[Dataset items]
start
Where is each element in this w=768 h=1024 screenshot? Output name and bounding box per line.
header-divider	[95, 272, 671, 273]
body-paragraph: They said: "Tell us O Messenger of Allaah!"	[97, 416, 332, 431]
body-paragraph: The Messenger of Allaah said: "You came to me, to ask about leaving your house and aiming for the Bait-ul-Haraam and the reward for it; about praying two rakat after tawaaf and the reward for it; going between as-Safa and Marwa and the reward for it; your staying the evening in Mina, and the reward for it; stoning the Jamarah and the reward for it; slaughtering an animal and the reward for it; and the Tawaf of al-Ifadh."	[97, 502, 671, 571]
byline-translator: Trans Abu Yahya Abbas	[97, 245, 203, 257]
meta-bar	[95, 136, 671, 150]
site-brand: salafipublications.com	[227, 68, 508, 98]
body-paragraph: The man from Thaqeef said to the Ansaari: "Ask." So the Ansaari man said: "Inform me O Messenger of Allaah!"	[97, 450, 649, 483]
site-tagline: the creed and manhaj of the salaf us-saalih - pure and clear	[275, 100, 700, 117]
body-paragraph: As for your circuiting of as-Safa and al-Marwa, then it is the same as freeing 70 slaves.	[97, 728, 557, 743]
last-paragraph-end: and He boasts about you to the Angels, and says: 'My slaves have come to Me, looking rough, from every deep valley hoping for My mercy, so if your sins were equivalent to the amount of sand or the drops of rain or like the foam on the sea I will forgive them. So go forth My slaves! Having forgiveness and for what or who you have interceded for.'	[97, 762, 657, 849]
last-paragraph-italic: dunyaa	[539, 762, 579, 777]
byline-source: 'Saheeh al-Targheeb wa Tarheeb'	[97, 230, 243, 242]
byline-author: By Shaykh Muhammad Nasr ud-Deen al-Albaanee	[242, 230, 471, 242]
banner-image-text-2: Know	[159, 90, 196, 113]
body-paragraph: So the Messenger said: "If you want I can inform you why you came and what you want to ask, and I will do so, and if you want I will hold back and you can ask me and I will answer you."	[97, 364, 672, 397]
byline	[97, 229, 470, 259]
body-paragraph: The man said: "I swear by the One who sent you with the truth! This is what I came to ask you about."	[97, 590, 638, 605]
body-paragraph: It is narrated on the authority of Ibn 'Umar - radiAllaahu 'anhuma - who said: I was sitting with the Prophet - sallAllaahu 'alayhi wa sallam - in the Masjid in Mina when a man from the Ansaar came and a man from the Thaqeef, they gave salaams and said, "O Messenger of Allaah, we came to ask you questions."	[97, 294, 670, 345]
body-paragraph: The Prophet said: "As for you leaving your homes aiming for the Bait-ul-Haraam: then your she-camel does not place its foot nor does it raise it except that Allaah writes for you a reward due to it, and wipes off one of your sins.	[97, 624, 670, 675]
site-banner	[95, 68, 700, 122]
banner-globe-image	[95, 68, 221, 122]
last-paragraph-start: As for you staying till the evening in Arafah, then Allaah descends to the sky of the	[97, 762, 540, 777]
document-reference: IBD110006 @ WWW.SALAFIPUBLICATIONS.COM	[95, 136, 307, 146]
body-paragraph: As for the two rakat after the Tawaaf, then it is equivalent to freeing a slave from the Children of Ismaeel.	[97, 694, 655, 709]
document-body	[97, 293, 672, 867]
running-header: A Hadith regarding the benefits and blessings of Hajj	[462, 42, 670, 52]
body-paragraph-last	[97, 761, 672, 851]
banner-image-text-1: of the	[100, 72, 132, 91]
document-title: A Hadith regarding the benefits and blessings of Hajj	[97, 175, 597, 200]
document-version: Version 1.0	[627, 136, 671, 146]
end
▸ Objective:
Give every line of the material above as a JSON list of strings, one string per line, from the first line through the line containing "590, 638, 605]". Leave out any blank lines.

▸ Result of this exercise:
[
  "Where is each element in this w=768 h=1024 screenshot? Output name and bounding box per line.",
  "header-divider\t[95, 272, 671, 273]",
  "body-paragraph: They said: \"Tell us O Messenger of Allaah!\"\t[97, 416, 332, 431]",
  "body-paragraph: The Messenger of Allaah said: \"You came to me, to ask about leaving your house and aiming for the Bait-ul-Haraam and the reward for it; about praying two rakat after tawaaf and the reward for it; going between as-Safa and Marwa and the reward for it; your staying the evening in Mina, and the reward for it; stoning the Jamarah and the reward for it; slaughtering an animal and the reward for it; and the Tawaf of al-Ifadh.\"\t[97, 502, 671, 571]",
  "byline-translator: Trans Abu Yahya Abbas\t[97, 245, 203, 257]",
  "meta-bar\t[95, 136, 671, 150]",
  "site-brand: salafipublications.com\t[227, 68, 508, 98]",
  "body-paragraph: The man from Thaqeef said to the Ansaari: \"Ask.\" So the Ansaari man said: \"Inform me O Messenger of Allaah!\"\t[97, 450, 649, 483]",
  "site-tagline: the creed and manhaj of the salaf us-saalih - pure and clear\t[275, 100, 700, 117]",
  "body-paragraph: As for your circuiting of as-Safa and al-Marwa, then it is the same as freeing 70 slaves.\t[97, 728, 557, 743]",
  "last-paragraph-end: and He boasts about you to the Angels, and says: 'My slaves have come to Me, looking rough, from every deep valley hoping for My mercy, so if your sins were equivalent to the amount of sand or the drops of rain or like the foam on the sea I will forgive them. So go forth My slaves! Having forgiveness and for what or who you have interceded for.'\t[97, 762, 657, 849]",
  "last-paragraph-italic: dunyaa\t[539, 762, 579, 777]",
  "byline-source: 'Saheeh al-Targheeb wa Tarheeb'\t[97, 230, 243, 242]",
  "byline-author: By Shaykh Muhammad Nasr ud-Deen al-Albaanee\t[242, 230, 471, 242]",
  "banner-image-text-2: Know\t[159, 90, 196, 113]",
  "body-paragraph: So the Messenger said: \"If you want I can inform you why you came and what you want to ask, and I will do so, and if you want I will hold back and you can ask me and I will answer you.\"\t[97, 364, 672, 397]",
  "byline\t[97, 229, 470, 259]",
  "body-paragraph: The man said: \"I swear by the One who sent you with the truth! This is what I came to ask you about.\"\t[97, 590, 638, 605]"
]